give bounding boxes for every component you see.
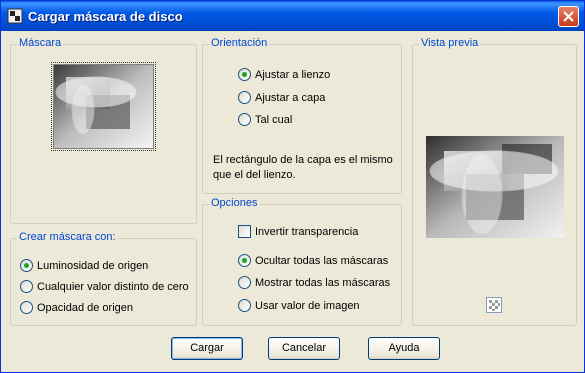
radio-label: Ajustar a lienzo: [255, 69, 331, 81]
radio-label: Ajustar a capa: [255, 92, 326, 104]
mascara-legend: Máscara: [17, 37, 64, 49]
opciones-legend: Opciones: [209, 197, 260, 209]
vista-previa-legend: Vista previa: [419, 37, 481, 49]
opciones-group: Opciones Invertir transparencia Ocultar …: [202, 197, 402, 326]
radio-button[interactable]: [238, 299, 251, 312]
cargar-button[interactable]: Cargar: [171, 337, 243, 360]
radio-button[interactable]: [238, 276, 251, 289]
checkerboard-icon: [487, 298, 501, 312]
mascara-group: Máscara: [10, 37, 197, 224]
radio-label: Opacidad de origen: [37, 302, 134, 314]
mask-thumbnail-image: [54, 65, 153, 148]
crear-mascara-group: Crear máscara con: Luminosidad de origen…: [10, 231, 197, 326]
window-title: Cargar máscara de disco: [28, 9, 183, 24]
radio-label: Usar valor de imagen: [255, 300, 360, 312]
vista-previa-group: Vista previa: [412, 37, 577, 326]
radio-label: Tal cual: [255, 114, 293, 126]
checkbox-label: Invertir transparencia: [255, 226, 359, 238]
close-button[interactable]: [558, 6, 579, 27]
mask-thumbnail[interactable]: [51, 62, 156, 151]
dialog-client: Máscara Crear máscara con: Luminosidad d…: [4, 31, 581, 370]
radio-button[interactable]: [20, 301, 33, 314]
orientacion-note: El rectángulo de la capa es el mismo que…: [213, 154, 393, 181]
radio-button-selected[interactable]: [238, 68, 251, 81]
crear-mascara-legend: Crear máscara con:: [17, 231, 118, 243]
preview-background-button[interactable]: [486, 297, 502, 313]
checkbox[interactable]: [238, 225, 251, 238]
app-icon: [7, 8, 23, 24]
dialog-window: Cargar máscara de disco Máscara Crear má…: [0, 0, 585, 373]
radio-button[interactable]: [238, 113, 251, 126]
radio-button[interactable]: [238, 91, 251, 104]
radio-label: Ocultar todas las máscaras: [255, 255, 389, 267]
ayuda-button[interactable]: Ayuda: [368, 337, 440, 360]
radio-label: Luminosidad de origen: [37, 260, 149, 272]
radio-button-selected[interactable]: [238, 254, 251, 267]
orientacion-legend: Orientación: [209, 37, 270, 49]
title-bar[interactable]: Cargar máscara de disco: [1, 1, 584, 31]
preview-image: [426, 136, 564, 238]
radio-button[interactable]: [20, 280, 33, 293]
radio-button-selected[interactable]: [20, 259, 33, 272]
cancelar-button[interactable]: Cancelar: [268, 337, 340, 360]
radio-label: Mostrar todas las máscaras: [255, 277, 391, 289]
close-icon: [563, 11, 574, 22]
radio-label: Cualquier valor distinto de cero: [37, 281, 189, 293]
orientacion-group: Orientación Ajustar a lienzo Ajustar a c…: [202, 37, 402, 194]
* * * *
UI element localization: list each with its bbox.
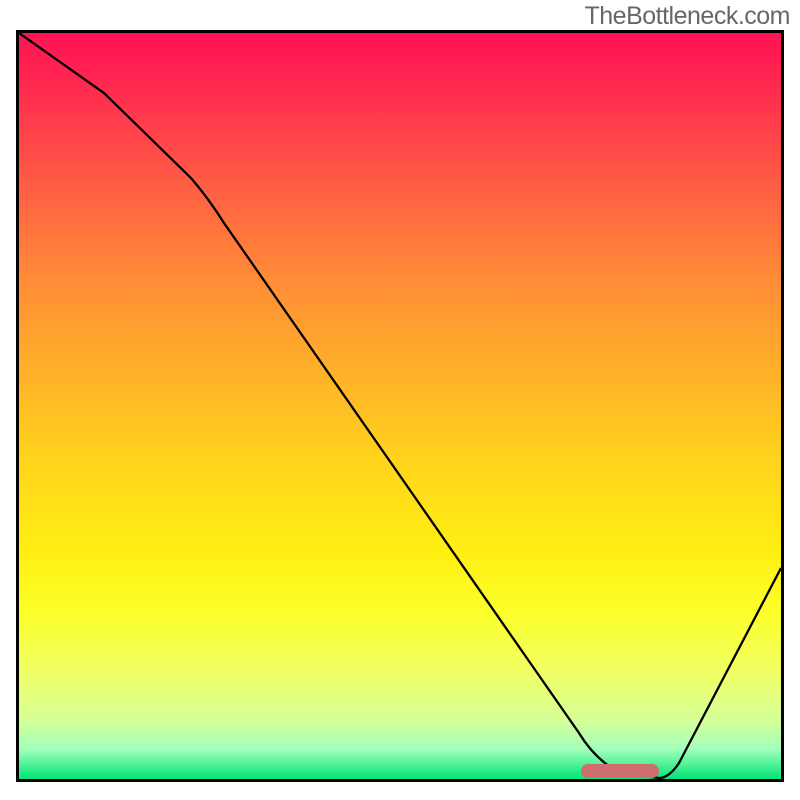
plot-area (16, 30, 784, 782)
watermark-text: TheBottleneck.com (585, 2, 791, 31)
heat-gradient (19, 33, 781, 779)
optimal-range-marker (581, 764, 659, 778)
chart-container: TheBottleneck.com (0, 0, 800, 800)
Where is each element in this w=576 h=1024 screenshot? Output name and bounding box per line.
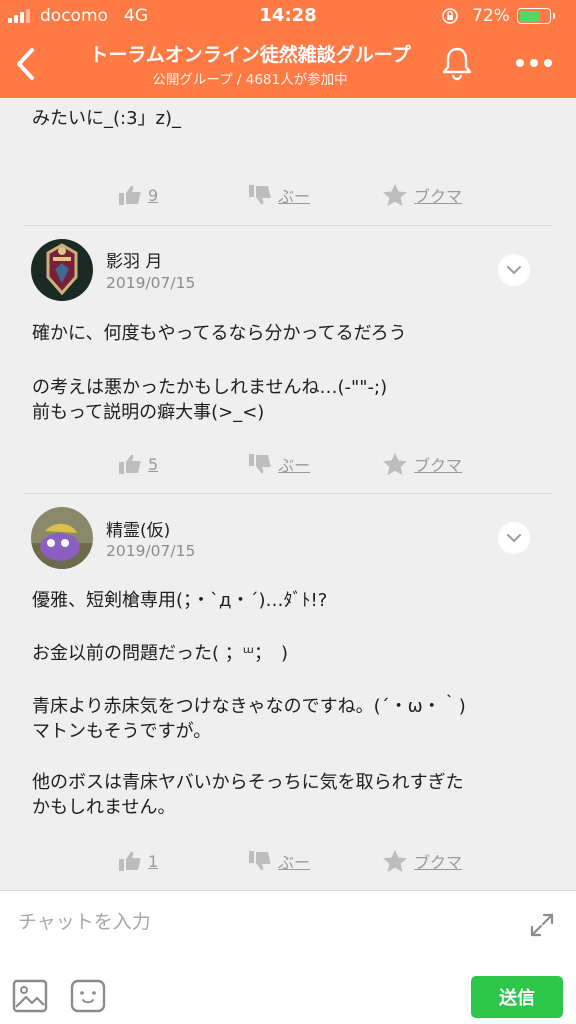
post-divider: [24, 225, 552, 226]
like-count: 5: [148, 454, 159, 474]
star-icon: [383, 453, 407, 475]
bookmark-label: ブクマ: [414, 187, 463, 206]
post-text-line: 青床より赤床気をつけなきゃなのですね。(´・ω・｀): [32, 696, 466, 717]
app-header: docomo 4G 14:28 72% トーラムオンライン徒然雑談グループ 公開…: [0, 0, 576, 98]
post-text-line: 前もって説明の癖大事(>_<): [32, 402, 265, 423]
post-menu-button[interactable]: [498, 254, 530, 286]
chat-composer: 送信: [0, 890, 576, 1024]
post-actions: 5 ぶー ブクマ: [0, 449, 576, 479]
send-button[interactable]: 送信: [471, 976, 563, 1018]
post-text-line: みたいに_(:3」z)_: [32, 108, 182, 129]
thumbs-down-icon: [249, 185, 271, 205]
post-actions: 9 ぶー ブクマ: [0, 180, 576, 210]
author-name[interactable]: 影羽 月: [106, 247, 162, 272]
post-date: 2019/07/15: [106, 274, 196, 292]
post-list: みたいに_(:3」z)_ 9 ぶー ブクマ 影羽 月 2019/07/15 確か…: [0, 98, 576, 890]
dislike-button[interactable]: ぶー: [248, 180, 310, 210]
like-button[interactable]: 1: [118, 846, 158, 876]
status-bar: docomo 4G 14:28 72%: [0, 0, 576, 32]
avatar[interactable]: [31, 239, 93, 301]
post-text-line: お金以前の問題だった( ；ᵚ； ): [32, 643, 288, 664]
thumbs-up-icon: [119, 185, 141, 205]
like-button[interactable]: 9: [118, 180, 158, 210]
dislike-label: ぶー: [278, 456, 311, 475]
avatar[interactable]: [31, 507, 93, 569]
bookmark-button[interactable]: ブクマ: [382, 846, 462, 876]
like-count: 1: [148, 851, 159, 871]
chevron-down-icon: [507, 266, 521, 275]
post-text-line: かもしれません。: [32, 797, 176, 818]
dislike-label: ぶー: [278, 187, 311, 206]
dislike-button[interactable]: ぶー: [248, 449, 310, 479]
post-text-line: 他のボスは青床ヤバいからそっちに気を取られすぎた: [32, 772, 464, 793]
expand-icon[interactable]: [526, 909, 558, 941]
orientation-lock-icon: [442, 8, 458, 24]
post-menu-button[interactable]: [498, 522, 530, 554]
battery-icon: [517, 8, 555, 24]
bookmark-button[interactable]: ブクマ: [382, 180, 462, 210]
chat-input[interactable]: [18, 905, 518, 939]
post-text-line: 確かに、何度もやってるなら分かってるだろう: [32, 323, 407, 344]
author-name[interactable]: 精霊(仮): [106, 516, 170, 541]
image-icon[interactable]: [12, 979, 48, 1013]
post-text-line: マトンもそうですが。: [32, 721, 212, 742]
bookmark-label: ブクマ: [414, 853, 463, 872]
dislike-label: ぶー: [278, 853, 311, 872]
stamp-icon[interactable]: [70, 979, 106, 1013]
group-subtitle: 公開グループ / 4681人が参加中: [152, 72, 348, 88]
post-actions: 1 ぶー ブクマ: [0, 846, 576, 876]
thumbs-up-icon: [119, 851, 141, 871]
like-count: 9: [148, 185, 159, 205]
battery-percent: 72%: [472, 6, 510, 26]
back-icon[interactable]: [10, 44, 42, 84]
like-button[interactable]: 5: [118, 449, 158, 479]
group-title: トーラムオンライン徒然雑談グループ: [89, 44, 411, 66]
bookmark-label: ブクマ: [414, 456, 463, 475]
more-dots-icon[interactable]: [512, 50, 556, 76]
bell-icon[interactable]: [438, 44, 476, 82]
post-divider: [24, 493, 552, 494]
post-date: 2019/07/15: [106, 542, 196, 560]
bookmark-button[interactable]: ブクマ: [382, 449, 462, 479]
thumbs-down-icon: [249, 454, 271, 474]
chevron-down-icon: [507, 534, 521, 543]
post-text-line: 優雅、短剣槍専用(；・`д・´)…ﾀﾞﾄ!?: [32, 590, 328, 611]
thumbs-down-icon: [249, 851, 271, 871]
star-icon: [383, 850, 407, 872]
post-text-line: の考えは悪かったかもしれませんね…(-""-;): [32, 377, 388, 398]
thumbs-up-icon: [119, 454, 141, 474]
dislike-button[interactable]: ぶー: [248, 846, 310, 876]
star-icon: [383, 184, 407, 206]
* * * *
• Task description: Output the data from the line with "radio-label: Ajustar a lienzo: [255, 69, 331, 81]" to the line with "radio-button[interactable]: [20, 301, 33, 314]", including both of those lines, with every line reproduced unchanged.

• Result below:
radio-label: Ajustar a lienzo: [255, 69, 331, 81]
radio-label: Ajustar a capa: [255, 92, 326, 104]
mascara-legend: Máscara: [17, 37, 64, 49]
opciones-legend: Opciones: [209, 197, 260, 209]
vista-previa-legend: Vista previa: [419, 37, 481, 49]
opciones-group: Opciones Invertir transparencia Ocultar …: [202, 197, 402, 326]
radio-button[interactable]: [238, 299, 251, 312]
cargar-button[interactable]: Cargar: [171, 337, 243, 360]
radio-button[interactable]: [238, 276, 251, 289]
checkerboard-icon: [487, 298, 501, 312]
mascara-group: Máscara: [10, 37, 197, 224]
radio-label: Opacidad de origen: [37, 302, 134, 314]
mask-thumbnail-image: [54, 65, 153, 148]
crear-mascara-group: Crear máscara con: Luminosidad de origen…: [10, 231, 197, 326]
window-title: Cargar máscara de disco: [28, 9, 183, 24]
radio-label: Usar valor de imagen: [255, 300, 360, 312]
vista-previa-group: Vista previa: [412, 37, 577, 326]
radio-label: Tal cual: [255, 114, 293, 126]
checkbox-label: Invertir transparencia: [255, 226, 359, 238]
close-button[interactable]: [558, 6, 579, 27]
mask-thumbnail[interactable]: [51, 62, 156, 151]
dialog-client: Máscara Crear máscara con: Luminosidad d…: [4, 31, 581, 370]
radio-button[interactable]: [20, 301, 33, 314]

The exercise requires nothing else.